Leave out the pictures and copy everything else in the entries exactly.

_ _ _ _ _

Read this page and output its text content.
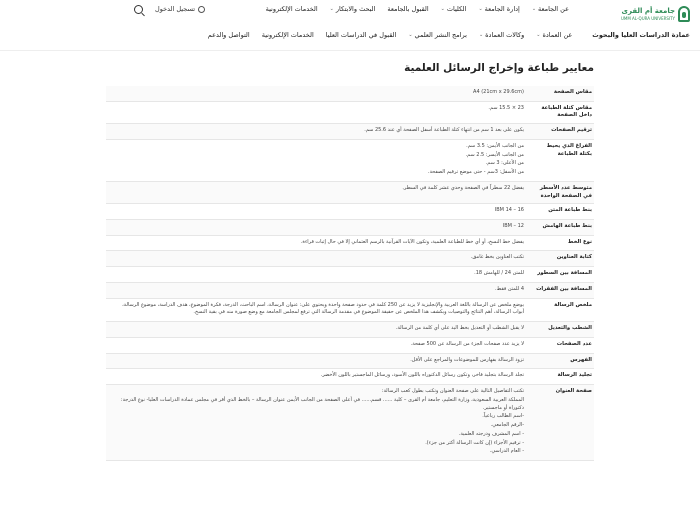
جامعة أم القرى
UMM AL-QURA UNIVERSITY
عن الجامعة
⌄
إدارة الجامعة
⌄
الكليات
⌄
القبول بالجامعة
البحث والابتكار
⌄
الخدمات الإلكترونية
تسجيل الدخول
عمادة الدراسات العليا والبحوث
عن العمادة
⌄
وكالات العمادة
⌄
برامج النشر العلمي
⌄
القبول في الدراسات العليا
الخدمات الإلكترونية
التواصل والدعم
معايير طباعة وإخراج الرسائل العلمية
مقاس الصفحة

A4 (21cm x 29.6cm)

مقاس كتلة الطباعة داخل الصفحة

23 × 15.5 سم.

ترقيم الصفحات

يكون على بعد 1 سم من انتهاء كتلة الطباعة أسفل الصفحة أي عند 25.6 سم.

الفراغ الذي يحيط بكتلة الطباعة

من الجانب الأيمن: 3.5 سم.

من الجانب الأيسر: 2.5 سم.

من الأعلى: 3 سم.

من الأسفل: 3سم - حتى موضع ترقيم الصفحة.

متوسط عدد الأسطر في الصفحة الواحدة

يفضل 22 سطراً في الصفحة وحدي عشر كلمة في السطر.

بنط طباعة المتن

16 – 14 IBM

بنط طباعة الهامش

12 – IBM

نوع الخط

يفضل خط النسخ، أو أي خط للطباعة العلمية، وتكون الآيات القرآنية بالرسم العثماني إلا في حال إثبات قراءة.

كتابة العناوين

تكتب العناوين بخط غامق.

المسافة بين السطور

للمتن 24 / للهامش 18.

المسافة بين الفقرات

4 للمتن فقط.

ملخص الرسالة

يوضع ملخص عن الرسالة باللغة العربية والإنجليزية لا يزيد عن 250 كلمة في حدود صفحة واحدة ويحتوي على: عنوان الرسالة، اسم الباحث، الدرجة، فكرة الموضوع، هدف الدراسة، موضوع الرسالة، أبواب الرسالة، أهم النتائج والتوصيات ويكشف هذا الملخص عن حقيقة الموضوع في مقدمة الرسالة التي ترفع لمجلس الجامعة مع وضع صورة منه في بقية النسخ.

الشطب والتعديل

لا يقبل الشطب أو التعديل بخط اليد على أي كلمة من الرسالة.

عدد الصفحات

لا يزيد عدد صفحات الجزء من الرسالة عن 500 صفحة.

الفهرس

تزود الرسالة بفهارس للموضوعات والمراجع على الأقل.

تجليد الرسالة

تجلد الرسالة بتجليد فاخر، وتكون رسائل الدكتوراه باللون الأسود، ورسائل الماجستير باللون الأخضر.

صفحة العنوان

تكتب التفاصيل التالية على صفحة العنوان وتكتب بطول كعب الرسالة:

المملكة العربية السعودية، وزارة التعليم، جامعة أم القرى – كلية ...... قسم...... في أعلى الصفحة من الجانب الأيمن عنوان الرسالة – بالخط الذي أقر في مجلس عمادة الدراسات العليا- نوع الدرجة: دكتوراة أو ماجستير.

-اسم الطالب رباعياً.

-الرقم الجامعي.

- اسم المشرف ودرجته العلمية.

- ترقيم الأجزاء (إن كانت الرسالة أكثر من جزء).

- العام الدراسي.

_ _ _ _ _

:: CORRECT OUTPUT ::
Read this page and output its text content.
جامعة أم القرى
UMM AL-QURA UNIVERSITY
عن الجامعة
⌄
إدارة الجامعة
⌄
الكليات
⌄
القبول بالجامعة
البحث والابتكار
⌄
الخدمات الإلكترونية
تسجيل الدخول
عمادة الدراسات العليا والبحوث
عن العمادة
⌄
وكالات العمادة
⌄
برامج النشر العلمي
⌄
القبول في الدراسات العليا
الخدمات الإلكترونية
التواصل والدعم
معايير طباعة وإخراج الرسائل العلمية
مقاس الصفحة

A4 (21cm x 29.6cm)

مقاس كتلة الطباعة داخل الصفحة

23 × 15.5 سم.

ترقيم الصفحات

يكون على بعد 1 سم من انتهاء كتلة الطباعة أسفل الصفحة أي عند 25.6 سم.

الفراغ الذي يحيط بكتلة الطباعة

من الجانب الأيمن: 3.5 سم.

من الجانب الأيسر: 2.5 سم.

من الأعلى: 3 سم.

من الأسفل: 3سم - حتى موضع ترقيم الصفحة.

متوسط عدد الأسطر في الصفحة الواحدة

يفضل 22 سطراً في الصفحة وحدي عشر كلمة في السطر.

بنط طباعة المتن

16 – 14 IBM

بنط طباعة الهامش

12 – IBM

نوع الخط

يفضل خط النسخ، أو أي خط للطباعة العلمية، وتكون الآيات القرآنية بالرسم العثماني إلا في حال إثبات قراءة.

كتابة العناوين

تكتب العناوين بخط غامق.

المسافة بين السطور

للمتن 24 / للهامش 18.

المسافة بين الفقرات

4 للمتن فقط.

ملخص الرسالة

يوضع ملخص عن الرسالة باللغة العربية والإنجليزية لا يزيد عن 250 كلمة في حدود صفحة واحدة ويحتوي على: عنوان الرسالة، اسم الباحث، الدرجة، فكرة الموضوع، هدف الدراسة، موضوع الرسالة، أبواب الرسالة، أهم النتائج والتوصيات ويكشف هذا الملخص عن حقيقة الموضوع في مقدمة الرسالة التي ترفع لمجلس الجامعة مع وضع صورة منه في بقية النسخ.

الشطب والتعديل

لا يقبل الشطب أو التعديل بخط اليد على أي كلمة من الرسالة.

عدد الصفحات

لا يزيد عدد صفحات الجزء من الرسالة عن 500 صفحة.

الفهرس

تزود الرسالة بفهارس للموضوعات والمراجع على الأقل.

تجليد الرسالة

تجلد الرسالة بتجليد فاخر، وتكون رسائل الدكتوراه باللون الأسود، ورسائل الماجستير باللون الأخضر.

صفحة العنوان

تكتب التفاصيل التالية على صفحة العنوان وتكتب بطول كعب الرسالة:

المملكة العربية السعودية، وزارة التعليم، جامعة أم القرى – كلية ...... قسم...... في أعلى الصفحة من الجانب الأيمن عنوان الرسالة – بالخط الذي أقر في مجلس عمادة الدراسات العليا- نوع الدرجة: دكتوراة أو ماجستير.

-اسم الطالب رباعياً.

-الرقم الجامعي.

- اسم المشرف ودرجته العلمية.

- ترقيم الأجزاء (إن كانت الرسالة أكثر من جزء).

- العام الدراسي.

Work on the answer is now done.